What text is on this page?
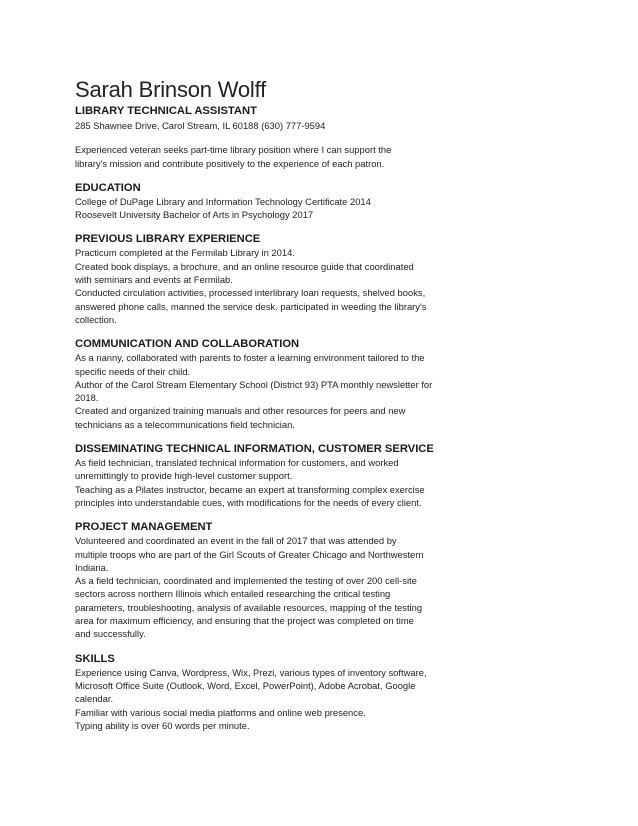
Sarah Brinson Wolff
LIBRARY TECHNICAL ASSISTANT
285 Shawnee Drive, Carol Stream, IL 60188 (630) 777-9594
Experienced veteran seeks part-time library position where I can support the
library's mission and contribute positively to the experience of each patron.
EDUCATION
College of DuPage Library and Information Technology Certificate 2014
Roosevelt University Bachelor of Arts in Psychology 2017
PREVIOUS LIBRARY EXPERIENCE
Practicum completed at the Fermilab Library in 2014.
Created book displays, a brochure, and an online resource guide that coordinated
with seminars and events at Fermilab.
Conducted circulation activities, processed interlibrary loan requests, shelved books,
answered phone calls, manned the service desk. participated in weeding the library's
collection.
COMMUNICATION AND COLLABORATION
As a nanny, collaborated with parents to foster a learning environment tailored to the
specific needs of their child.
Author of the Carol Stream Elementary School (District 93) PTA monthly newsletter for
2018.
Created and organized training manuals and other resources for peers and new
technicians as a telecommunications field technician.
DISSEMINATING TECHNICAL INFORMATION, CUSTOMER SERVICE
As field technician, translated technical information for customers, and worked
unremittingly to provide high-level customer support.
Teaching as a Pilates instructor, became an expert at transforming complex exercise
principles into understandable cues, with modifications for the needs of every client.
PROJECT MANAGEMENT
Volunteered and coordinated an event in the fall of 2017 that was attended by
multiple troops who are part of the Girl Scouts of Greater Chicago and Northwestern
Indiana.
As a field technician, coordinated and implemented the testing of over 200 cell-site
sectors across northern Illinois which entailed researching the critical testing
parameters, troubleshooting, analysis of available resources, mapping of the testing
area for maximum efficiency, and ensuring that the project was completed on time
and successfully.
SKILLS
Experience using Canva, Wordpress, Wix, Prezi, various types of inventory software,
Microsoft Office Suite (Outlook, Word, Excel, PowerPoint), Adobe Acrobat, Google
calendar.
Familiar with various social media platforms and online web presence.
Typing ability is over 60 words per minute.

━━━

*The request*. Transcribe the entries above verbatim, omitting their pictures.

*Written answer*.
What text is on this page?
Sarah Brinson Wolff
LIBRARY TECHNICAL ASSISTANT
285 Shawnee Drive, Carol Stream, IL 60188 (630) 777-9594
Experienced veteran seeks part-time library position where I can support the
library's mission and contribute positively to the experience of each patron.
EDUCATION
College of DuPage Library and Information Technology Certificate 2014
Roosevelt University Bachelor of Arts in Psychology 2017
PREVIOUS LIBRARY EXPERIENCE
Practicum completed at the Fermilab Library in 2014.
Created book displays, a brochure, and an online resource guide that coordinated
with seminars and events at Fermilab.
Conducted circulation activities, processed interlibrary loan requests, shelved books,
answered phone calls, manned the service desk. participated in weeding the library's
collection.
COMMUNICATION AND COLLABORATION
As a nanny, collaborated with parents to foster a learning environment tailored to the
specific needs of their child.
Author of the Carol Stream Elementary School (District 93) PTA monthly newsletter for
2018.
Created and organized training manuals and other resources for peers and new
technicians as a telecommunications field technician.
DISSEMINATING TECHNICAL INFORMATION, CUSTOMER SERVICE
As field technician, translated technical information for customers, and worked
unremittingly to provide high-level customer support.
Teaching as a Pilates instructor, became an expert at transforming complex exercise
principles into understandable cues, with modifications for the needs of every client.
PROJECT MANAGEMENT
Volunteered and coordinated an event in the fall of 2017 that was attended by
multiple troops who are part of the Girl Scouts of Greater Chicago and Northwestern
Indiana.
As a field technician, coordinated and implemented the testing of over 200 cell-site
sectors across northern Illinois which entailed researching the critical testing
parameters, troubleshooting, analysis of available resources, mapping of the testing
area for maximum efficiency, and ensuring that the project was completed on time
and successfully.
SKILLS
Experience using Canva, Wordpress, Wix, Prezi, various types of inventory software,
Microsoft Office Suite (Outlook, Word, Excel, PowerPoint), Adobe Acrobat, Google
calendar.
Familiar with various social media platforms and online web presence.
Typing ability is over 60 words per minute.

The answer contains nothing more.